§ THE TASK
Wherever "this" appears in a line, copy that line.

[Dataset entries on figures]
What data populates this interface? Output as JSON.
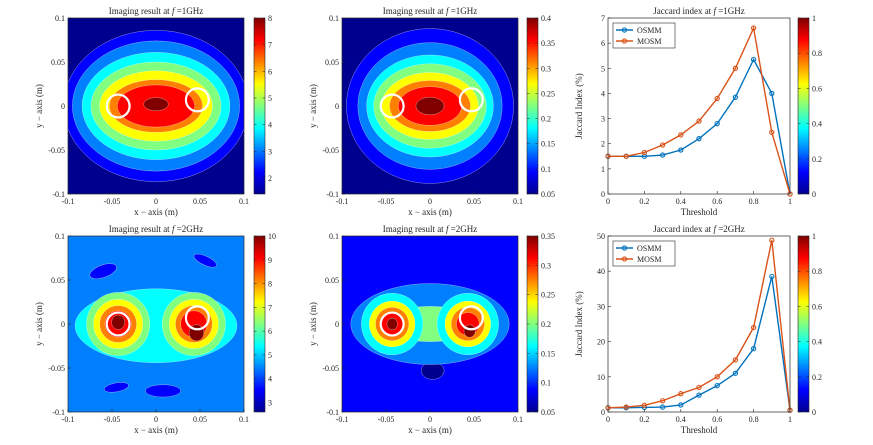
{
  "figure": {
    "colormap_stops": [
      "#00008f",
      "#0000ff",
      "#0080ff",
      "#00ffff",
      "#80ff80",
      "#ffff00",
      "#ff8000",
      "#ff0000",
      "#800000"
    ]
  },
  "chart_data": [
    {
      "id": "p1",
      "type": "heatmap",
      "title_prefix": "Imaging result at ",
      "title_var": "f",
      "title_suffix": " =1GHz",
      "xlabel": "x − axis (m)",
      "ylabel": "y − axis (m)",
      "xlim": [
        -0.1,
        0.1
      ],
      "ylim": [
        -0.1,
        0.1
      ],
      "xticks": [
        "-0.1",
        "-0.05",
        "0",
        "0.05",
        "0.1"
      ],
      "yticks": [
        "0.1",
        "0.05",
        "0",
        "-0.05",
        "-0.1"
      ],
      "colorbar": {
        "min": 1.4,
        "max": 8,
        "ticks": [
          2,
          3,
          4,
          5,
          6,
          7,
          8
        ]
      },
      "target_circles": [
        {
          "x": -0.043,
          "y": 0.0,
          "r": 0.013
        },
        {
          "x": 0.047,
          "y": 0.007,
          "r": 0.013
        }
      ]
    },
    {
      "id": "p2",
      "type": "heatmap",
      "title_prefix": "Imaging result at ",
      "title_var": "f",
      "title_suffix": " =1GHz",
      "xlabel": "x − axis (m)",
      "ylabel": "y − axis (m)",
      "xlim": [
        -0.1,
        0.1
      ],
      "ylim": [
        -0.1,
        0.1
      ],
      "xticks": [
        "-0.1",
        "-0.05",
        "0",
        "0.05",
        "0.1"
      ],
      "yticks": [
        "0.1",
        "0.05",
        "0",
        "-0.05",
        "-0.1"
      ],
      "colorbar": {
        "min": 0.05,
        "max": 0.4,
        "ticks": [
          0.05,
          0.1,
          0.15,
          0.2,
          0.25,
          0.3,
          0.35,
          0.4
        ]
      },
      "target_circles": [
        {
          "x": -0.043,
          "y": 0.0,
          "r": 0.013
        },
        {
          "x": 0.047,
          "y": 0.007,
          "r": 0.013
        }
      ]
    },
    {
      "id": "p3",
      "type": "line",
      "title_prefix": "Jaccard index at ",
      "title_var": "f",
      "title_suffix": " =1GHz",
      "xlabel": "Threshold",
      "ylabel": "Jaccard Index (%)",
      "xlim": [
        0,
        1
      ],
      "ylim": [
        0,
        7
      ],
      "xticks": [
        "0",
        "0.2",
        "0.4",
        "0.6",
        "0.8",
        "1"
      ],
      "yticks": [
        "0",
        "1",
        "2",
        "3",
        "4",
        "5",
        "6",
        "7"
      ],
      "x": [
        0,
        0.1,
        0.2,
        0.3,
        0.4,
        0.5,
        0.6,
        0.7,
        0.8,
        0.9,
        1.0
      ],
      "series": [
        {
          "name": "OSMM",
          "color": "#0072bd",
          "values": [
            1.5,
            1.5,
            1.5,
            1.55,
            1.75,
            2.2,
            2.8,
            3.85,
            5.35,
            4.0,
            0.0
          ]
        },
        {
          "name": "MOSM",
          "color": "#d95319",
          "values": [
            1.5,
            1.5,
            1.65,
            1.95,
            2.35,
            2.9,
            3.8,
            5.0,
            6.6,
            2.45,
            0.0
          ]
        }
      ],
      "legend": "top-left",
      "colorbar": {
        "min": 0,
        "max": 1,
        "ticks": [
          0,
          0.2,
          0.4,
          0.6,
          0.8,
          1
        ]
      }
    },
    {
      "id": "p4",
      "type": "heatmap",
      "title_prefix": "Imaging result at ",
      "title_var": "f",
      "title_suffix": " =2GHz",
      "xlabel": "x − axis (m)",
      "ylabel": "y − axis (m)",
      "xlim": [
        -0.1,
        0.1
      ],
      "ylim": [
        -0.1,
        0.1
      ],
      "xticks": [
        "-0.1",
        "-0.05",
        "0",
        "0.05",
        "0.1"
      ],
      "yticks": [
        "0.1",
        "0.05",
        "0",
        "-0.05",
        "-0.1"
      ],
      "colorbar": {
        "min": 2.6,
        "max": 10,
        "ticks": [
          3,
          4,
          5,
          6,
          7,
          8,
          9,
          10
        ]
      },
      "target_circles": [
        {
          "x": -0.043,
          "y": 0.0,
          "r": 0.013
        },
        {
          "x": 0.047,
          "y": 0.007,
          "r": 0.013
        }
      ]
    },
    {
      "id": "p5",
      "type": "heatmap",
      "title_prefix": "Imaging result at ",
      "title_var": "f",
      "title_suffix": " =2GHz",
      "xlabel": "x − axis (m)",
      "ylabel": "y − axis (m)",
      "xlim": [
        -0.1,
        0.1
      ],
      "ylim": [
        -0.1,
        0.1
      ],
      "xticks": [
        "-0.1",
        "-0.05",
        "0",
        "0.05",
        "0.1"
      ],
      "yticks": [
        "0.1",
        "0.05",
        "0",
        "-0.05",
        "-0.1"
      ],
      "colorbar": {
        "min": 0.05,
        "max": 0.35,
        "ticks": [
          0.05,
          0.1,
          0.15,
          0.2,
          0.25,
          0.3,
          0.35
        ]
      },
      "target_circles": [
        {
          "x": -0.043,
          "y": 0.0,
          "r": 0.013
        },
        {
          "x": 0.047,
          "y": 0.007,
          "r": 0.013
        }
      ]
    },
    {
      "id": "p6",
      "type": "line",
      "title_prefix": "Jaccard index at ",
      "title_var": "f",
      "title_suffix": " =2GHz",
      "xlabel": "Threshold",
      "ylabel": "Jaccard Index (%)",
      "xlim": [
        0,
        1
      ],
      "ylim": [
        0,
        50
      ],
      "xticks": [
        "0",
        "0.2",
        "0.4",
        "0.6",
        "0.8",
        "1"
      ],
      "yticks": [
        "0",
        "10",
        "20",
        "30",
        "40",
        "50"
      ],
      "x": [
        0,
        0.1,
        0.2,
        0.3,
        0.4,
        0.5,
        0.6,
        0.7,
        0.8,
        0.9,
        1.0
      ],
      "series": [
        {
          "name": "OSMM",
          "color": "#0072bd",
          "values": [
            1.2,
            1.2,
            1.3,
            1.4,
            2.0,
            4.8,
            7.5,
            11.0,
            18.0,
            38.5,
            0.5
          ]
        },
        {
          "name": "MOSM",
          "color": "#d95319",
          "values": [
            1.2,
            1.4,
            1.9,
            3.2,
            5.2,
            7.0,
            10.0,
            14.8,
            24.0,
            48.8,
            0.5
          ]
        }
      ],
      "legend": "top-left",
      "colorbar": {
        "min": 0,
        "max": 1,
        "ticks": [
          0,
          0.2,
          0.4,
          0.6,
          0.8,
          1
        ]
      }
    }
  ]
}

==

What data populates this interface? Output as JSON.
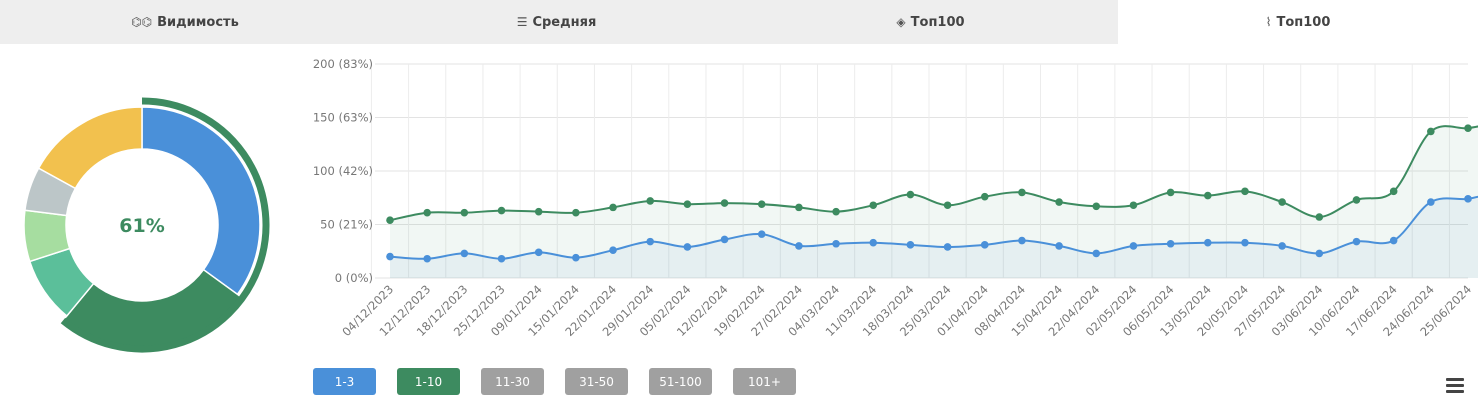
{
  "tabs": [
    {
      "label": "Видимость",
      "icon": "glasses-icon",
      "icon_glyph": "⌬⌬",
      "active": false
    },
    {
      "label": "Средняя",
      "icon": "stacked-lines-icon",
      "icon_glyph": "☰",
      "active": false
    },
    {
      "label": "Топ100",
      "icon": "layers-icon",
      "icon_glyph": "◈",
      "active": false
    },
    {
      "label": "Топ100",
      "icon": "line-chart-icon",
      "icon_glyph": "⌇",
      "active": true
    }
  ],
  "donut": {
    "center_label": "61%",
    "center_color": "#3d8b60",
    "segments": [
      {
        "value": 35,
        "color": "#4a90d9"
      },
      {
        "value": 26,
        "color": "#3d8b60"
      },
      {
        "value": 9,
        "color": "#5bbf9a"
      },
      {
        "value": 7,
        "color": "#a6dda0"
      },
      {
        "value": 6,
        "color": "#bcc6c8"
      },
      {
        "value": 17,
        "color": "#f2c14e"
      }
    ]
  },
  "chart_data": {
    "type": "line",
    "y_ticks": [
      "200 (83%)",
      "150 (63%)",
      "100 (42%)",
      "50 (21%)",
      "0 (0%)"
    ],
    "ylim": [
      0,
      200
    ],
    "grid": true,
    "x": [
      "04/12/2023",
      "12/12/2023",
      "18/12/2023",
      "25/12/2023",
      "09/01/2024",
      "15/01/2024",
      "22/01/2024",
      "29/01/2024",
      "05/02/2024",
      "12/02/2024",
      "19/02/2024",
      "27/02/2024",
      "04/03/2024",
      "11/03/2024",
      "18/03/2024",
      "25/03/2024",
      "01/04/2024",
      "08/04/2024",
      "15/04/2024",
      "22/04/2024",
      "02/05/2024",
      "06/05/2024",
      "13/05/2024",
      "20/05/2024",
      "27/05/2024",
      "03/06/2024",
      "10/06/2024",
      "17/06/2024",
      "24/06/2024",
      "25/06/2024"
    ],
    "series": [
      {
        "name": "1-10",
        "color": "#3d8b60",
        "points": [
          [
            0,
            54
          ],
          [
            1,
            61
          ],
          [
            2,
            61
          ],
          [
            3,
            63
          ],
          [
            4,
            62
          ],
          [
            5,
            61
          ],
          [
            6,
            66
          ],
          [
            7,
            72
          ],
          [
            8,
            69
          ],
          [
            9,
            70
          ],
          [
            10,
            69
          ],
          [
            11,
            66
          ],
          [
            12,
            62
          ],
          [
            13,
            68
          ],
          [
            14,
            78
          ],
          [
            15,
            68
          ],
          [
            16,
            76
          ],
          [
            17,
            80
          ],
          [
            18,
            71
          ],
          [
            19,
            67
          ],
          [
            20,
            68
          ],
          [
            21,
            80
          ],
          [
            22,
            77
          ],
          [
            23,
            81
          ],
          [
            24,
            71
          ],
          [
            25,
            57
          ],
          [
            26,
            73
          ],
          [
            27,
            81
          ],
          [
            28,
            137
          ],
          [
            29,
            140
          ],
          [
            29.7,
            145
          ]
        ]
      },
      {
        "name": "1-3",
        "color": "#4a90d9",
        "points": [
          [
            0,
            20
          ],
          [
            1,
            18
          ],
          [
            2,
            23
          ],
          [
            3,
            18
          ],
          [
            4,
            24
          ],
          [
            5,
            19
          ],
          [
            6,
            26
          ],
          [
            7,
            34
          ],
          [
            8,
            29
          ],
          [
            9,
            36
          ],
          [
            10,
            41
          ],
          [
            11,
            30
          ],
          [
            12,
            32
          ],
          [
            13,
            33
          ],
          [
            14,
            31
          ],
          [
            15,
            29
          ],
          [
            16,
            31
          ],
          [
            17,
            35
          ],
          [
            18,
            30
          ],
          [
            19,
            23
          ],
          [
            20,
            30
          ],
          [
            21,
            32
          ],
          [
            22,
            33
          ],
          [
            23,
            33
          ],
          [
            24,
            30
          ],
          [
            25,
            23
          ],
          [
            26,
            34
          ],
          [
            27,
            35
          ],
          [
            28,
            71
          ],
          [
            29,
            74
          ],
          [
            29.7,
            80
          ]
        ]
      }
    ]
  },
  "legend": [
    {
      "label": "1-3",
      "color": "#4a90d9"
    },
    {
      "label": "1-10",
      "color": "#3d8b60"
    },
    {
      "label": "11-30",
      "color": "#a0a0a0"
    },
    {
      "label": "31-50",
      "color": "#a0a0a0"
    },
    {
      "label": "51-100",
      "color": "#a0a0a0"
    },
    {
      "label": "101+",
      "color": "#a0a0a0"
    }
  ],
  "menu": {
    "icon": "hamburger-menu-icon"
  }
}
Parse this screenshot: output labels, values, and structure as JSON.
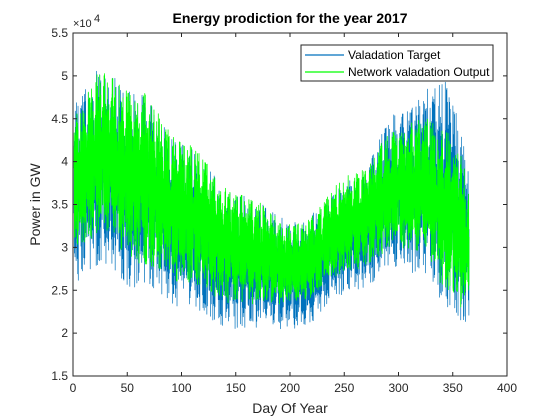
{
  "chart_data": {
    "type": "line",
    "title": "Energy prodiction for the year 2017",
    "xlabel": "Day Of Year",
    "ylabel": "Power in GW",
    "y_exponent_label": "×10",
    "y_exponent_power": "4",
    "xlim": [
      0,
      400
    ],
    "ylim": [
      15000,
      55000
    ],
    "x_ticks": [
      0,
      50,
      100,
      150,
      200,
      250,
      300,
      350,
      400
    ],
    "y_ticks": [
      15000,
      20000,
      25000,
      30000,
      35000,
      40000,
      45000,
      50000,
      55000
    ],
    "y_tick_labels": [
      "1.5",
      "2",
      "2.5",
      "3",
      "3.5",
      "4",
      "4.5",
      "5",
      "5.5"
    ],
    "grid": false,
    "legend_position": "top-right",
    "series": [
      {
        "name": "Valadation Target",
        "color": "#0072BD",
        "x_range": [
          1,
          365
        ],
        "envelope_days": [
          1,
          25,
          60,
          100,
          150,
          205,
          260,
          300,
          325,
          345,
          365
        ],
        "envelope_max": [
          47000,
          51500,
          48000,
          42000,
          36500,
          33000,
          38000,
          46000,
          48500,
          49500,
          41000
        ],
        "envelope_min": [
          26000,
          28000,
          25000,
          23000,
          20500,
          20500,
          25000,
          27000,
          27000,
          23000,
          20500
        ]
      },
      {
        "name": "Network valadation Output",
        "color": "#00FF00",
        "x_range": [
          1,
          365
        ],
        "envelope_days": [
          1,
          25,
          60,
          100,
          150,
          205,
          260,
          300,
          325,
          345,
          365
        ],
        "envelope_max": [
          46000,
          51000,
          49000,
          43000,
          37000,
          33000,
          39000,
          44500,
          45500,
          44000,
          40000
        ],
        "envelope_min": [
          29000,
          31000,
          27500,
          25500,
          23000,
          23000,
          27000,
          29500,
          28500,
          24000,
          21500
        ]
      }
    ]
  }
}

...

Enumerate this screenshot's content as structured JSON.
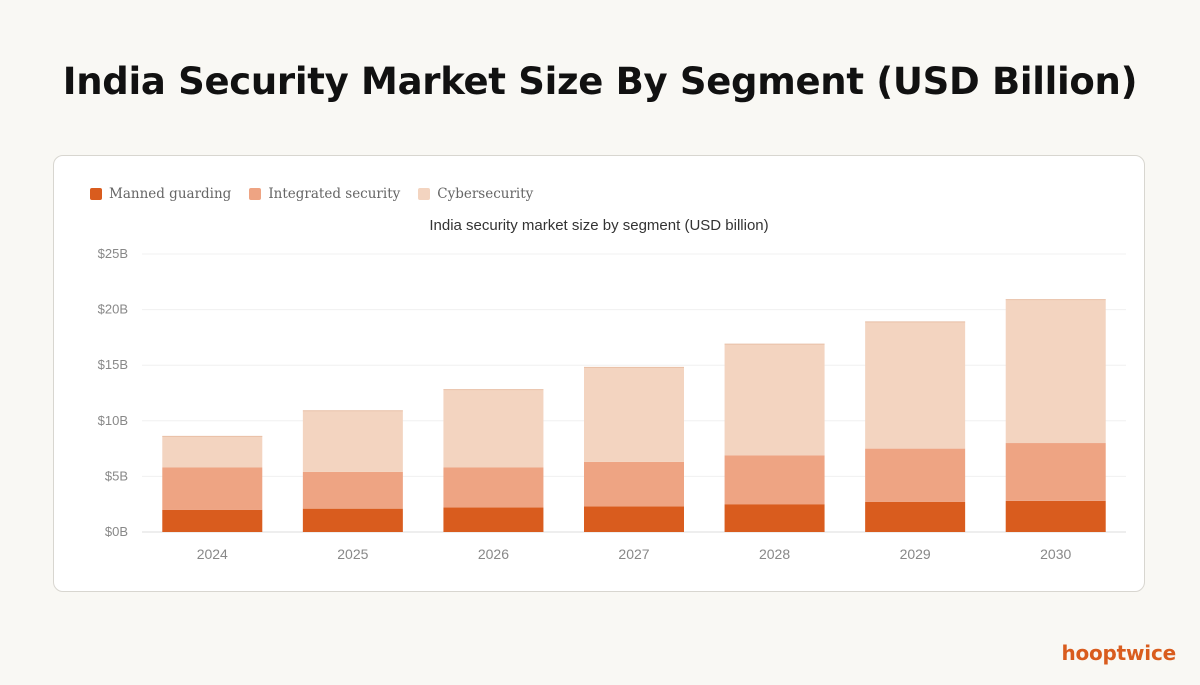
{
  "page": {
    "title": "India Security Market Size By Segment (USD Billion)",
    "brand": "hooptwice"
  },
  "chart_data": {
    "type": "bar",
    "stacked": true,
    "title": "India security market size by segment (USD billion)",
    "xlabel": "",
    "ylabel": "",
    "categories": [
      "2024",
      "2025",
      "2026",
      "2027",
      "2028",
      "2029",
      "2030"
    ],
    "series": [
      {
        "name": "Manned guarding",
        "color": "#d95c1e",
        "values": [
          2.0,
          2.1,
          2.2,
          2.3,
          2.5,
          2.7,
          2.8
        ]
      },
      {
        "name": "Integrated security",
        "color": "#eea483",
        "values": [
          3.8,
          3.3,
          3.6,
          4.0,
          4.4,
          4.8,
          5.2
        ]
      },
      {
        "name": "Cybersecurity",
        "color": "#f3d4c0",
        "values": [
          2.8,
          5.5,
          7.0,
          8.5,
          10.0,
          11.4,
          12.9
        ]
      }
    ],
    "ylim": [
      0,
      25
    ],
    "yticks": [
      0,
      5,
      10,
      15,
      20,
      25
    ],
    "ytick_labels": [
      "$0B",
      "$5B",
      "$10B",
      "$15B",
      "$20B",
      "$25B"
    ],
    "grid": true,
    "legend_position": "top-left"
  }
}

§ EXERCISE OUTPUT
What data populates this interface? Output as JSON.
What data populates this interface? Output as JSON.
Parse this screenshot: output labels, values, and structure as JSON.
Enumerate this screenshot's content as structured JSON.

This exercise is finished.